▸ Written request: Quote all of the items below word for word, leaving out the pictures.

## begin Supplied data

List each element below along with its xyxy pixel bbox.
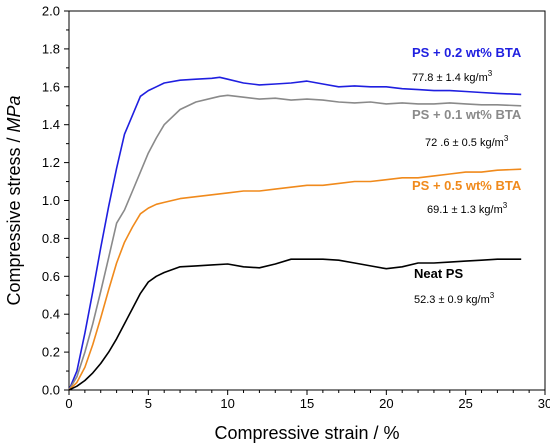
density-label-ps-0-2-wt-bta: 77.8 ± 1.4 kg/m3 bbox=[412, 69, 493, 84]
x-tick-label: 25 bbox=[458, 396, 472, 411]
series-label-neat-ps: Neat PS bbox=[414, 266, 463, 281]
density-value: 52.3 ± 0.9 kg/m bbox=[414, 294, 490, 306]
series-line-ps-0-5-wt-bta bbox=[68, 168, 522, 391]
x-tick-label: 10 bbox=[220, 396, 234, 411]
y-tick-label: 1.4 bbox=[42, 117, 60, 132]
y-tick-label: 0.0 bbox=[42, 383, 60, 398]
x-tick-label: 20 bbox=[379, 396, 393, 411]
density-exponent: 3 bbox=[490, 291, 495, 300]
y-axis-title-prefix: Compressive stress / bbox=[4, 132, 24, 305]
plot-frame bbox=[68, 10, 546, 391]
y-tick-label: 0.8 bbox=[42, 231, 60, 246]
x-tick-label: 15 bbox=[300, 396, 314, 411]
y-tick-label: 1.0 bbox=[42, 193, 60, 208]
density-value: 69.1 ± 1.3 kg/m bbox=[427, 204, 503, 216]
x-tick-label: 5 bbox=[145, 396, 152, 411]
y-tick-label: 0.6 bbox=[42, 269, 60, 284]
series-label-ps-0-1-wt-bta: PS + 0.1 wt% BTA bbox=[412, 107, 522, 122]
y-tick-label: 1.6 bbox=[42, 79, 60, 94]
density-exponent: 3 bbox=[503, 201, 508, 210]
y-axis-title-unit: MPa bbox=[4, 95, 24, 132]
series-line-neat-ps bbox=[68, 258, 522, 391]
y-tick-label: 0.2 bbox=[42, 345, 60, 360]
y-tick-label: 1.8 bbox=[42, 41, 60, 56]
density-label-ps-0-5-wt-bta: 69.1 ± 1.3 kg/m3 bbox=[427, 201, 508, 216]
x-tick-label: 0 bbox=[65, 396, 72, 411]
density-label-neat-ps: 52.3 ± 0.9 kg/m3 bbox=[414, 291, 495, 306]
y-axis-title: Compressive stress / MPa bbox=[4, 95, 24, 305]
density-exponent: 3 bbox=[488, 69, 493, 78]
series-label-ps-0-5-wt-bta: PS + 0.5 wt% BTA bbox=[412, 178, 522, 193]
series-label-ps-0-2-wt-bta: PS + 0.2 wt% BTA bbox=[412, 45, 522, 60]
y-tick-label: 2.0 bbox=[42, 4, 60, 19]
density-value: 77.8 ± 1.4 kg/m bbox=[412, 72, 488, 84]
series-line-ps-0-1-wt-bta bbox=[68, 94, 522, 391]
plot-area bbox=[68, 10, 546, 391]
axes-layer: 0 5 10 15 20 25 30 0.0 0.2 0.4 0.6 0.8 1.0 1.2 1.4 1.6 1… bbox=[42, 4, 550, 412]
y-tick-label: 0.4 bbox=[42, 307, 60, 322]
density-exponent: 3 bbox=[504, 134, 509, 143]
series-layer bbox=[68, 76, 522, 391]
x-axis-title: Compressive strain / % bbox=[214, 423, 399, 443]
x-tick-label: 30 bbox=[538, 396, 550, 411]
series-line-ps-0-2-wt-bta bbox=[68, 76, 522, 391]
y-tick-label: 1.2 bbox=[42, 155, 60, 170]
density-label-ps-0-1-wt-bta: 72 .6 ± 0.5 kg/m3 bbox=[425, 134, 509, 149]
density-value: 72 .6 ± 0.5 kg/m bbox=[425, 137, 504, 149]
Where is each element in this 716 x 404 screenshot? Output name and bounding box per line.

## end Supplied data

▸ Answer to the exercise:
List each element below along with its xyxy pixel bbox.
density-label-ps-0-2-wt-bta: 77.8 ± 1.4 kg/m3 bbox=[412, 69, 493, 84]
x-tick-label: 25 bbox=[458, 396, 472, 411]
series-label-neat-ps: Neat PS bbox=[414, 266, 463, 281]
density-value: 52.3 ± 0.9 kg/m bbox=[414, 294, 490, 306]
series-line-ps-0-5-wt-bta bbox=[68, 168, 522, 391]
x-tick-label: 10 bbox=[220, 396, 234, 411]
y-tick-label: 1.4 bbox=[42, 117, 60, 132]
y-tick-label: 0.0 bbox=[42, 383, 60, 398]
x-tick-label: 20 bbox=[379, 396, 393, 411]
density-exponent: 3 bbox=[490, 291, 495, 300]
y-axis-title-prefix: Compressive stress / bbox=[4, 132, 24, 305]
plot-frame bbox=[68, 10, 546, 391]
y-tick-label: 0.8 bbox=[42, 231, 60, 246]
x-tick-label: 15 bbox=[300, 396, 314, 411]
y-tick-label: 1.0 bbox=[42, 193, 60, 208]
density-value: 69.1 ± 1.3 kg/m bbox=[427, 204, 503, 216]
x-tick-label: 5 bbox=[145, 396, 152, 411]
y-tick-label: 0.6 bbox=[42, 269, 60, 284]
series-label-ps-0-1-wt-bta: PS + 0.1 wt% BTA bbox=[412, 107, 522, 122]
y-tick-label: 1.6 bbox=[42, 79, 60, 94]
density-exponent: 3 bbox=[503, 201, 508, 210]
y-axis-title-unit: MPa bbox=[4, 95, 24, 132]
series-line-neat-ps bbox=[68, 258, 522, 391]
y-tick-label: 0.2 bbox=[42, 345, 60, 360]
y-tick-label: 1.8 bbox=[42, 41, 60, 56]
density-label-ps-0-5-wt-bta: 69.1 ± 1.3 kg/m3 bbox=[427, 201, 508, 216]
x-tick-label: 0 bbox=[65, 396, 72, 411]
density-label-neat-ps: 52.3 ± 0.9 kg/m3 bbox=[414, 291, 495, 306]
y-axis-title: Compressive stress / MPa bbox=[4, 95, 24, 305]
density-exponent: 3 bbox=[488, 69, 493, 78]
series-label-ps-0-5-wt-bta: PS + 0.5 wt% BTA bbox=[412, 178, 522, 193]
series-label-ps-0-2-wt-bta: PS + 0.2 wt% BTA bbox=[412, 45, 522, 60]
y-tick-label: 2.0 bbox=[42, 4, 60, 19]
density-value: 77.8 ± 1.4 kg/m bbox=[412, 72, 488, 84]
series-line-ps-0-1-wt-bta bbox=[68, 94, 522, 391]
plot-area bbox=[68, 10, 546, 391]
axes-layer: 0 5 10 15 20 25 30 0.0 0.2 0.4 0.6 0.8 1.0 1.2 1.4 1.6 1… bbox=[42, 4, 550, 412]
y-tick-label: 0.4 bbox=[42, 307, 60, 322]
density-exponent: 3 bbox=[504, 134, 509, 143]
series-layer bbox=[68, 76, 522, 391]
x-axis-title: Compressive strain / % bbox=[214, 423, 399, 443]
x-tick-label: 30 bbox=[538, 396, 550, 411]
series-line-ps-0-2-wt-bta bbox=[68, 76, 522, 391]
y-tick-label: 1.2 bbox=[42, 155, 60, 170]
density-label-ps-0-1-wt-bta: 72 .6 ± 0.5 kg/m3 bbox=[425, 134, 509, 149]
density-value: 72 .6 ± 0.5 kg/m bbox=[425, 137, 504, 149]
Where is each element in this 716 x 404 screenshot? Output name and bounding box per line.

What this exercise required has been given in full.